── Information given

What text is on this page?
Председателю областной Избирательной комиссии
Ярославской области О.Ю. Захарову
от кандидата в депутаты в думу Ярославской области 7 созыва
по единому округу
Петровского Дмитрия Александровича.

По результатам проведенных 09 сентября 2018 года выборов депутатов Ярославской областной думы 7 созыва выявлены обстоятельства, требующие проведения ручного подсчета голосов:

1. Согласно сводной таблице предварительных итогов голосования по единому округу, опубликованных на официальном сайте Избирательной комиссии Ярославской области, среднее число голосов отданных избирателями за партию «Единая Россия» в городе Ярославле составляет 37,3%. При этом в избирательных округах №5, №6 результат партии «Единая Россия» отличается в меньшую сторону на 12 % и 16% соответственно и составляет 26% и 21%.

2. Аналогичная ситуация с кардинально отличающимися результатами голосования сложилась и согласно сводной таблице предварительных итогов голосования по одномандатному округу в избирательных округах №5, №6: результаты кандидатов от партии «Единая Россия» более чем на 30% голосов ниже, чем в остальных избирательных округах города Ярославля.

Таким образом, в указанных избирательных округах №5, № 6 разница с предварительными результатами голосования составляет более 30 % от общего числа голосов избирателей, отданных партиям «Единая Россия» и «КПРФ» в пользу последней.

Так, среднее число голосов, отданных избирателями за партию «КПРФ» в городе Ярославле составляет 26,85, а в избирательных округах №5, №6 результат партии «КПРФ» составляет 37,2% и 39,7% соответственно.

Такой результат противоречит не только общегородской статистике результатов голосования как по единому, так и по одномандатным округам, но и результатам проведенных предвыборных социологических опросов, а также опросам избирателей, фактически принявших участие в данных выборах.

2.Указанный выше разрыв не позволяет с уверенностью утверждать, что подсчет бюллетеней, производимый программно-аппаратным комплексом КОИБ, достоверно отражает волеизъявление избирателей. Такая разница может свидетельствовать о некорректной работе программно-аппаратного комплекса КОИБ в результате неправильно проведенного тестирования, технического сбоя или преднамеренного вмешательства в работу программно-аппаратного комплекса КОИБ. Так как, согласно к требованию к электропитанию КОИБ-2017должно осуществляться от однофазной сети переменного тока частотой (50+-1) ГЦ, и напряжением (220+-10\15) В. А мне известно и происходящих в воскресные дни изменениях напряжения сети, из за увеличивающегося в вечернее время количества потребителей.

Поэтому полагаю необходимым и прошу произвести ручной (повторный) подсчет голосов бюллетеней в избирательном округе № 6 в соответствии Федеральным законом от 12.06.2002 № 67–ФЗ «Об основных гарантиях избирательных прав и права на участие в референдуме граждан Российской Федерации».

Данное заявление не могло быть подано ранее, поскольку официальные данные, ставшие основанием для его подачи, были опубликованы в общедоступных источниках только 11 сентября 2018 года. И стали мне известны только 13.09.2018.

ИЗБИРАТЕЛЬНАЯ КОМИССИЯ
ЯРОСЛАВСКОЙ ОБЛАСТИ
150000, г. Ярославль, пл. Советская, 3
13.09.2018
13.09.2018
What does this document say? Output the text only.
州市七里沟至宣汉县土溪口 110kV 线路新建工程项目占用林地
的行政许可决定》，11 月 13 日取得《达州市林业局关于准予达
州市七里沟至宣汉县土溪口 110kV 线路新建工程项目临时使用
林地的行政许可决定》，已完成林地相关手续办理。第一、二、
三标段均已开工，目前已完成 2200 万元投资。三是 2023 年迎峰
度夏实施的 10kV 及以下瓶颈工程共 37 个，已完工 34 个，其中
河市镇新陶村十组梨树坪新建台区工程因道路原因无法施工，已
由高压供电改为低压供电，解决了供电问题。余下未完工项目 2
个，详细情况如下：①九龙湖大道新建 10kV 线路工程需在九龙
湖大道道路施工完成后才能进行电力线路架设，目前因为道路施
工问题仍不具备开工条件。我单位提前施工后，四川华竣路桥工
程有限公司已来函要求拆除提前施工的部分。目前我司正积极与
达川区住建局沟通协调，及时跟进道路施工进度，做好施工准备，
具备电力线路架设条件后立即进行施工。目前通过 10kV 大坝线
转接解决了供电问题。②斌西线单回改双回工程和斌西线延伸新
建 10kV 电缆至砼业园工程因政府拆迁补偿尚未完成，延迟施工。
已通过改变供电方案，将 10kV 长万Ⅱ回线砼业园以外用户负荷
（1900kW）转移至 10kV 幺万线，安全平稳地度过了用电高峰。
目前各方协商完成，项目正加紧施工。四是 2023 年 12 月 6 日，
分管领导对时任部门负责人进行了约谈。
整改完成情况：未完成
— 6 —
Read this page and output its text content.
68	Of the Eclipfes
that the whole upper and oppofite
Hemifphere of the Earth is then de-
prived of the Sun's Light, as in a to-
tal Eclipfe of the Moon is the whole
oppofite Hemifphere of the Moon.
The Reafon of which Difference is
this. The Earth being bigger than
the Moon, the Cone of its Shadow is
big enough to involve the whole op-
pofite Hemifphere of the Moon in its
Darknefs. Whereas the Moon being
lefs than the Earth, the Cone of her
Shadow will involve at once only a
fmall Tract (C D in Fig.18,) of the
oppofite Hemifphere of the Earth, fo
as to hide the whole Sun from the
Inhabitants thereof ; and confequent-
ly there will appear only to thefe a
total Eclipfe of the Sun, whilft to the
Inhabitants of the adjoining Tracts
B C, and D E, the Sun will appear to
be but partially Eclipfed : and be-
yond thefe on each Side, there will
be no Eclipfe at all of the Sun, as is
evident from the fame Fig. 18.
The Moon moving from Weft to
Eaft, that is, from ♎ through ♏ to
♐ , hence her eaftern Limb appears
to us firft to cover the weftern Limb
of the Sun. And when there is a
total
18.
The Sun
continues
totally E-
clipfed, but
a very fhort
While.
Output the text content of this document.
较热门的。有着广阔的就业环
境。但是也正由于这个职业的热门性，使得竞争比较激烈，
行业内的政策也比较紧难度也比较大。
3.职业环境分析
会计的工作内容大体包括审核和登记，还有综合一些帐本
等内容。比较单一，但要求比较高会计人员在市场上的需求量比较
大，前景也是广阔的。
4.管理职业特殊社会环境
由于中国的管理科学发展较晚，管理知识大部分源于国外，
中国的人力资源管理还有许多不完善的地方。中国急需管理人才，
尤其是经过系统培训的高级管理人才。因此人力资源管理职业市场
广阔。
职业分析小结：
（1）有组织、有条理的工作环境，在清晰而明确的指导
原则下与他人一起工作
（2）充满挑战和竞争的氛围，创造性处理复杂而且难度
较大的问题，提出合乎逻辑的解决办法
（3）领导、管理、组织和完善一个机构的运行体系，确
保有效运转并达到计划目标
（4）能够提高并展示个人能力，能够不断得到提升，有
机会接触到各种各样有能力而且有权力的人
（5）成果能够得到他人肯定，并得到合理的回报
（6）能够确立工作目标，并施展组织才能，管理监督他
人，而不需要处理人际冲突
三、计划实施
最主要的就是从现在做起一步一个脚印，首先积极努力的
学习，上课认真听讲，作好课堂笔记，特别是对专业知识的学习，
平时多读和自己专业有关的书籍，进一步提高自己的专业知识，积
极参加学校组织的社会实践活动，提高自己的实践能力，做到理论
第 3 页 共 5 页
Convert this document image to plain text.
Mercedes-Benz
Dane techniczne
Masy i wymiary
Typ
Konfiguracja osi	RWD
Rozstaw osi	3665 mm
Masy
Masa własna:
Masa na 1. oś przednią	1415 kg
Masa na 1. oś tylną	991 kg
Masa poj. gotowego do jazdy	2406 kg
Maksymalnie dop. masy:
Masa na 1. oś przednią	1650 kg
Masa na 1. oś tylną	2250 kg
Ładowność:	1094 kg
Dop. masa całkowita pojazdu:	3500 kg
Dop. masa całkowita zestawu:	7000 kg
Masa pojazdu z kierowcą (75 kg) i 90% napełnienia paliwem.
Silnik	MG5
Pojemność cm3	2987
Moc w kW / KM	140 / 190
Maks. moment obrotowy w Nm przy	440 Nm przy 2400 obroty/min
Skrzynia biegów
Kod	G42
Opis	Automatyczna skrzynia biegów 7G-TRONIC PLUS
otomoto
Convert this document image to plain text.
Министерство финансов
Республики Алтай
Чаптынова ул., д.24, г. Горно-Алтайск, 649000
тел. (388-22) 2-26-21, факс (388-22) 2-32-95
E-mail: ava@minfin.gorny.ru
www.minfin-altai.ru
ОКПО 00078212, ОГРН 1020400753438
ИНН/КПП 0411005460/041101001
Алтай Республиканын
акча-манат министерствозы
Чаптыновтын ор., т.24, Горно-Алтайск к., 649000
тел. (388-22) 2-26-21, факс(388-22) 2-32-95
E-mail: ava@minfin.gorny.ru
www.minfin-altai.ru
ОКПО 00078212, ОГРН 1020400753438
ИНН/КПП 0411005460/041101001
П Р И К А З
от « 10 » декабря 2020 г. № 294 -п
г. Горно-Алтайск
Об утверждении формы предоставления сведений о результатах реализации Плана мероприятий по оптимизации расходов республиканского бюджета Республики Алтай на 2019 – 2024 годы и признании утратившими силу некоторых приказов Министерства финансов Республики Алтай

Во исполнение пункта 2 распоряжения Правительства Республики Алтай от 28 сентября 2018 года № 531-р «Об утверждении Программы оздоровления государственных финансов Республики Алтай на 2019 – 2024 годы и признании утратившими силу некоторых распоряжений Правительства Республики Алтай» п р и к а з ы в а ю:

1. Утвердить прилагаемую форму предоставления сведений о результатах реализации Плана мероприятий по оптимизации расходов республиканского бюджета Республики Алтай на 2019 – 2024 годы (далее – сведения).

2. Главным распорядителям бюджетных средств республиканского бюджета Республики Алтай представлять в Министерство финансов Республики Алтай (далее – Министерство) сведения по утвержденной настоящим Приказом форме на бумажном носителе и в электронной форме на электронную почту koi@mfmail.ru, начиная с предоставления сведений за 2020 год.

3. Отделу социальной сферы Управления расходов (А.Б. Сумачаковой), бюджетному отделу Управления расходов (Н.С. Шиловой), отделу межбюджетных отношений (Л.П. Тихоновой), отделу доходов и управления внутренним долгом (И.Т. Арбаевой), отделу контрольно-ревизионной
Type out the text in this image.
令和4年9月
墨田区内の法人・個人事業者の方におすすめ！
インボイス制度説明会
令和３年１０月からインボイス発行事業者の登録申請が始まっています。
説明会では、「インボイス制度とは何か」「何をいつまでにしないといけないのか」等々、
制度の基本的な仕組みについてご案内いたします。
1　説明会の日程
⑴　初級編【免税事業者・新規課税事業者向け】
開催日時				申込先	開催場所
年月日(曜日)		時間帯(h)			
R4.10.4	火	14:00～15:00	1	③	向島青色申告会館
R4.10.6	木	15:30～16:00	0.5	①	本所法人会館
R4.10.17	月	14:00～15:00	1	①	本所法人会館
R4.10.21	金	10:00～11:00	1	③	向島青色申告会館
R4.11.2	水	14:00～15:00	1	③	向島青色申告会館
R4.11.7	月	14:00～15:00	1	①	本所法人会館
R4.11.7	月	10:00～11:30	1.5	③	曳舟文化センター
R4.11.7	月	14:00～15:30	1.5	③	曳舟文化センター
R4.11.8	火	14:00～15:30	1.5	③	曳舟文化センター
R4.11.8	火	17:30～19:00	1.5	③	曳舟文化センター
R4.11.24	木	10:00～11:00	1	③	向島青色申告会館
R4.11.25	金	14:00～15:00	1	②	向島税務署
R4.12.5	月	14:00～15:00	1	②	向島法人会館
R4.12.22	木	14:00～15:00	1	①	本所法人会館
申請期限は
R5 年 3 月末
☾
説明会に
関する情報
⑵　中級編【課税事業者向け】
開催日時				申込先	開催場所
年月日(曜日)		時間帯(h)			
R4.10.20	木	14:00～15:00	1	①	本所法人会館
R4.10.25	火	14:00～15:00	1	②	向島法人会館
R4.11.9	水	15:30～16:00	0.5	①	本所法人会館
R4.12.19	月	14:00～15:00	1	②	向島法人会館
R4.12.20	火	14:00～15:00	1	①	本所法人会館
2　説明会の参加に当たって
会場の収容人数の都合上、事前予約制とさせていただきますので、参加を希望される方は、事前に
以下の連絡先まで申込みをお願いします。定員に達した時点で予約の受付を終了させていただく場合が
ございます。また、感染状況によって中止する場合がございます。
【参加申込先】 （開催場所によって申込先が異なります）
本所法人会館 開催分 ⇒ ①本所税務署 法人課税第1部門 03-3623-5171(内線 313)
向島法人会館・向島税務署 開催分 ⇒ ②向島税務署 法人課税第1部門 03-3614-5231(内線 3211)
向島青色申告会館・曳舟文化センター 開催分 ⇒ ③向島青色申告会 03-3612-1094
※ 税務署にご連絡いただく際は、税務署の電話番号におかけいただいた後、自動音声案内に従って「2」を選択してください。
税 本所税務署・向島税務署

────

• Work instructions:
Gather from the data above every line with the string "реализации".

• Answer to this problem:
Об утверждении формы предоставления сведений о результатах реализации Плана мероприятий по оптимизации расходов республиканского бюджета Республики Алтай на 2019 – 2024 годы и признании утратившими силу некоторых приказов Министерства финансов Республики Алтай
1. Утвердить прилагаемую форму предоставления сведений о результатах реализации Плана мероприятий по оптимизации расходов республиканского бюджета Республики Алтай на 2019 – 2024 годы (далее – сведения).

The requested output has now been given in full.